(Rows from a dataset)
-.-.-

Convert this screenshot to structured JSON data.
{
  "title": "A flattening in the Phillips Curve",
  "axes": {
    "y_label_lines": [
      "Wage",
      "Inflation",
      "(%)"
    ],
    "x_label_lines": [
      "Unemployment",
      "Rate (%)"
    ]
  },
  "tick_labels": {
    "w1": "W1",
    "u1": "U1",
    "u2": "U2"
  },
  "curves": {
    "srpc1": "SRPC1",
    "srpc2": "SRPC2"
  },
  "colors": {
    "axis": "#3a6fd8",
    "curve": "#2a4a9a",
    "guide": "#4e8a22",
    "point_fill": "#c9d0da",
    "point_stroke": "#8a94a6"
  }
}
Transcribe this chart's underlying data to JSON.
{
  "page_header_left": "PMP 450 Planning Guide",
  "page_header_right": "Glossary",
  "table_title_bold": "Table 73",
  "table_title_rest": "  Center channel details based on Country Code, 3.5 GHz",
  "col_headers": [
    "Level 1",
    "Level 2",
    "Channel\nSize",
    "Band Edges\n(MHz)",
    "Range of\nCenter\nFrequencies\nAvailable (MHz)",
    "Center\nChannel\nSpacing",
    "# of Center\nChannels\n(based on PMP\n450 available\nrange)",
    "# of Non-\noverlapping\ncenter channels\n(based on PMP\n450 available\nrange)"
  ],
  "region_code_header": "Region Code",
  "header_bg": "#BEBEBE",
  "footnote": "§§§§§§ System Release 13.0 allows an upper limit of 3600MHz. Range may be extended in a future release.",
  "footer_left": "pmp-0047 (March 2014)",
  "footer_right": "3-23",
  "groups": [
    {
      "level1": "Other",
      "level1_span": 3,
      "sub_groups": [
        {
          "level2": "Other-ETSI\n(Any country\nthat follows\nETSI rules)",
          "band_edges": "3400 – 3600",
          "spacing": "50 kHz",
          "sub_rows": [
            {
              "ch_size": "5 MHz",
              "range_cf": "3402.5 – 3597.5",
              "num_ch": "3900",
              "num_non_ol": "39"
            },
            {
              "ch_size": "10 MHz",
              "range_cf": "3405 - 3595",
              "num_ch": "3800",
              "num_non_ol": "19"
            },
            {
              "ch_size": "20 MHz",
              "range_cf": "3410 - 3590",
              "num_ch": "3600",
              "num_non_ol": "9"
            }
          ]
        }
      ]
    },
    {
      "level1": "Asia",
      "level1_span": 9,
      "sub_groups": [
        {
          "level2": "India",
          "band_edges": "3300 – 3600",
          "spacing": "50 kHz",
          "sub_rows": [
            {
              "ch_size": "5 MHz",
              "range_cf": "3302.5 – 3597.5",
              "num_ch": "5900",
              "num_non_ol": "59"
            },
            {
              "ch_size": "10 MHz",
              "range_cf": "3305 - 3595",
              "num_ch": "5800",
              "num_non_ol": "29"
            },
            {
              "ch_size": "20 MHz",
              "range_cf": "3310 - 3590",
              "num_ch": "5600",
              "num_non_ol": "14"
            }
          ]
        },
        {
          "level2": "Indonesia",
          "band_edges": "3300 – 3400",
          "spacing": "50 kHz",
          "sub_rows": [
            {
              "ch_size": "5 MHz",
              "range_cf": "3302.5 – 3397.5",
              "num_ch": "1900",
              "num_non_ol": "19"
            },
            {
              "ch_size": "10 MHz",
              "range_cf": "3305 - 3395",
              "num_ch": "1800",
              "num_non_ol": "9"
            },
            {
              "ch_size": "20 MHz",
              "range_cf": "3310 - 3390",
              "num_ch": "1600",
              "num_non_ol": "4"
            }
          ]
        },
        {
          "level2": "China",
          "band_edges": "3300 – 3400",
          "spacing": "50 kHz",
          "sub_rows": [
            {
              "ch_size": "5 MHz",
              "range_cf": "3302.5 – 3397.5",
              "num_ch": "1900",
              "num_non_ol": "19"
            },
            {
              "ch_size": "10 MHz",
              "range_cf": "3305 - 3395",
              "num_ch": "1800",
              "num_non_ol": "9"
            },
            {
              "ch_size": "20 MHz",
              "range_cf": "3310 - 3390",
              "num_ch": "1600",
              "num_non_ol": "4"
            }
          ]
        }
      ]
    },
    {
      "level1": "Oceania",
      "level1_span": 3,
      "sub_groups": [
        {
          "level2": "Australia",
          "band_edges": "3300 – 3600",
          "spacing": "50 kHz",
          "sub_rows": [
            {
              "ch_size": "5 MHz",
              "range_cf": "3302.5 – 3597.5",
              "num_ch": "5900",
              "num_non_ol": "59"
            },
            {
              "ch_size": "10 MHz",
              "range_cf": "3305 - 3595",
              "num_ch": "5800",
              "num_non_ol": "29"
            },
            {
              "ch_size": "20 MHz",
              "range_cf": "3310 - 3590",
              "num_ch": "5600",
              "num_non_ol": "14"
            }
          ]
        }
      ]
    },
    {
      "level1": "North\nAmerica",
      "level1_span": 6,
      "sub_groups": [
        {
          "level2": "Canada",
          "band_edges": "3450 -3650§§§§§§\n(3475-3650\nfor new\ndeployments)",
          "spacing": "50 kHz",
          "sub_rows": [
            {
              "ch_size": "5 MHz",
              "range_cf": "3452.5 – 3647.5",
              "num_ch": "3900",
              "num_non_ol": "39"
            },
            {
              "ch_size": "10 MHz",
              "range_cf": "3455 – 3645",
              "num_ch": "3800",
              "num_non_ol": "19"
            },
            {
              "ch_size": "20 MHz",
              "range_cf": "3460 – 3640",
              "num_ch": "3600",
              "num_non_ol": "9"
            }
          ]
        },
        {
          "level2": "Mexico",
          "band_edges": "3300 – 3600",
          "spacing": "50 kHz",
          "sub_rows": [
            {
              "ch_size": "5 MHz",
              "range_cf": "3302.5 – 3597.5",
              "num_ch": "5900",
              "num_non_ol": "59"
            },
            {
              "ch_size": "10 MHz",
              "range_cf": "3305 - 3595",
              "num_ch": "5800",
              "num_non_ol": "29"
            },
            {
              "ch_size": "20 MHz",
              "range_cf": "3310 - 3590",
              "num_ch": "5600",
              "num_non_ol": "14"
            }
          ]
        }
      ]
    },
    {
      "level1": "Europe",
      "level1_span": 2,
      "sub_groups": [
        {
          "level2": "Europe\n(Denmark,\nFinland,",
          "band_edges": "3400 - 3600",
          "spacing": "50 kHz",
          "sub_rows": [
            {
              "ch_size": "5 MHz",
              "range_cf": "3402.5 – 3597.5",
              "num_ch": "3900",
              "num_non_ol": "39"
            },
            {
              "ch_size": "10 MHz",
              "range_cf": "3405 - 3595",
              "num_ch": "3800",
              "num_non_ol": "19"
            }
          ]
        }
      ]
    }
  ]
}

-.-.-

Exercise directions
Copy each record from above exactly, and include every line.

Exercise answer
Convert this screenshot to structured JSON data.
{
  "title": "A flattening in the Phillips Curve",
  "axes": {
    "y_label_lines": [
      "Wage",
      "Inflation",
      "(%)"
    ],
    "x_label_lines": [
      "Unemployment",
      "Rate (%)"
    ]
  },
  "tick_labels": {
    "w1": "W1",
    "u1": "U1",
    "u2": "U2"
  },
  "curves": {
    "srpc1": "SRPC1",
    "srpc2": "SRPC2"
  },
  "colors": {
    "axis": "#3a6fd8",
    "curve": "#2a4a9a",
    "guide": "#4e8a22",
    "point_fill": "#c9d0da",
    "point_stroke": "#8a94a6"
  }
}
Transcribe this chart's underlying data to JSON.
{
  "page_header_left": "PMP 450 Planning Guide",
  "page_header_right": "Glossary",
  "table_title_bold": "Table 73",
  "table_title_rest": "  Center channel details based on Country Code, 3.5 GHz",
  "col_headers": [
    "Level 1",
    "Level 2",
    "Channel\nSize",
    "Band Edges\n(MHz)",
    "Range of\nCenter\nFrequencies\nAvailable (MHz)",
    "Center\nChannel\nSpacing",
    "# of Center\nChannels\n(based on PMP\n450 available\nrange)",
    "# of Non-\noverlapping\ncenter channels\n(based on PMP\n450 available\nrange)"
  ],
  "region_code_header": "Region Code",
  "header_bg": "#BEBEBE",
  "footnote": "§§§§§§ System Release 13.0 allows an upper limit of 3600MHz. Range may be extended in a future release.",
  "footer_left": "pmp-0047 (March 2014)",
  "footer_right": "3-23",
  "groups": [
    {
      "level1": "Other",
      "level1_span": 3,
      "sub_groups": [
        {
          "level2": "Other-ETSI\n(Any country\nthat follows\nETSI rules)",
          "band_edges": "3400 – 3600",
          "spacing": "50 kHz",
          "sub_rows": [
            {
              "ch_size": "5 MHz",
              "range_cf": "3402.5 – 3597.5",
              "num_ch": "3900",
              "num_non_ol": "39"
            },
            {
              "ch_size": "10 MHz",
              "range_cf": "3405 - 3595",
              "num_ch": "3800",
              "num_non_ol": "19"
            },
            {
              "ch_size": "20 MHz",
              "range_cf": "3410 - 3590",
              "num_ch": "3600",
              "num_non_ol": "9"
            }
          ]
        }
      ]
    },
    {
      "level1": "Asia",
      "level1_span": 9,
      "sub_groups": [
        {
          "level2": "India",
          "band_edges": "3300 – 3600",
          "spacing": "50 kHz",
          "sub_rows": [
            {
              "ch_size": "5 MHz",
              "range_cf": "3302.5 – 3597.5",
              "num_ch": "5900",
              "num_non_ol": "59"
            },
            {
              "ch_size": "10 MHz",
              "range_cf": "3305 - 3595",
              "num_ch": "5800",
              "num_non_ol": "29"
            },
            {
              "ch_size": "20 MHz",
              "range_cf": "3310 - 3590",
              "num_ch": "5600",
              "num_non_ol": "14"
            }
          ]
        },
        {
          "level2": "Indonesia",
          "band_edges": "3300 – 3400",
          "spacing": "50 kHz",
          "sub_rows": [
            {
              "ch_size": "5 MHz",
              "range_cf": "3302.5 – 3397.5",
              "num_ch": "1900",
              "num_non_ol": "19"
            },
            {
              "ch_size": "10 MHz",
              "range_cf": "3305 - 3395",
              "num_ch": "1800",
              "num_non_ol": "9"
            },
            {
              "ch_size": "20 MHz",
              "range_cf": "3310 - 3390",
              "num_ch": "1600",
              "num_non_ol": "4"
            }
          ]
        },
        {
          "level2": "China",
          "band_edges": "3300 – 3400",
          "spacing": "50 kHz",
          "sub_rows": [
            {
              "ch_size": "5 MHz",
              "range_cf": "3302.5 – 3397.5",
              "num_ch": "1900",
              "num_non_ol": "19"
            },
            {
              "ch_size": "10 MHz",
              "range_cf": "3305 - 3395",
              "num_ch": "1800",
              "num_non_ol": "9"
            },
            {
              "ch_size": "20 MHz",
              "range_cf": "3310 - 3390",
              "num_ch": "1600",
              "num_non_ol": "4"
            }
          ]
        }
      ]
    },
    {
      "level1": "Oceania",
      "level1_span": 3,
      "sub_groups": [
        {
          "level2": "Australia",
          "band_edges": "3300 – 3600",
          "spacing": "50 kHz",
          "sub_rows": [
            {
              "ch_size": "5 MHz",
              "range_cf": "3302.5 – 3597.5",
              "num_ch": "5900",
              "num_non_ol": "59"
            },
            {
              "ch_size": "10 MHz",
              "range_cf": "3305 - 3595",
              "num_ch": "5800",
              "num_non_ol": "29"
            },
            {
              "ch_size": "20 MHz",
              "range_cf": "3310 - 3590",
              "num_ch": "5600",
              "num_non_ol": "14"
            }
          ]
        }
      ]
    },
    {
      "level1": "North\nAmerica",
      "level1_span": 6,
      "sub_groups": [
        {
          "level2": "Canada",
          "band_edges": "3450 -3650§§§§§§\n(3475-3650\nfor new\ndeployments)",
          "spacing": "50 kHz",
          "sub_rows": [
            {
              "ch_size": "5 MHz",
              "range_cf": "3452.5 – 3647.5",
              "num_ch": "3900",
              "num_non_ol": "39"
            },
            {
              "ch_size": "10 MHz",
              "range_cf": "3455 – 3645",
              "num_ch": "3800",
              "num_non_ol": "19"
            },
            {
              "ch_size": "20 MHz",
              "range_cf": "3460 – 3640",
              "num_ch": "3600",
              "num_non_ol": "9"
            }
          ]
        },
        {
          "level2": "Mexico",
          "band_edges": "3300 – 3600",
          "spacing": "50 kHz",
          "sub_rows": [
            {
              "ch_size": "5 MHz",
              "range_cf": "3302.5 – 3597.5",
              "num_ch": "5900",
              "num_non_ol": "59"
            },
            {
              "ch_size": "10 MHz",
              "range_cf": "3305 - 3595",
              "num_ch": "5800",
              "num_non_ol": "29"
            },
            {
              "ch_size": "20 MHz",
              "range_cf": "3310 - 3590",
              "num_ch": "5600",
              "num_non_ol": "14"
            }
          ]
        }
      ]
    },
    {
      "level1": "Europe",
      "level1_span": 2,
      "sub_groups": [
        {
          "level2": "Europe\n(Denmark,\nFinland,",
          "band_edges": "3400 - 3600",
          "spacing": "50 kHz",
          "sub_rows": [
            {
              "ch_size": "5 MHz",
              "range_cf": "3402.5 – 3597.5",
              "num_ch": "3900",
              "num_non_ol": "39"
            },
            {
              "ch_size": "10 MHz",
              "range_cf": "3405 - 3595",
              "num_ch": "3800",
              "num_non_ol": "19"
            }
          ]
        }
      ]
    }
  ]
}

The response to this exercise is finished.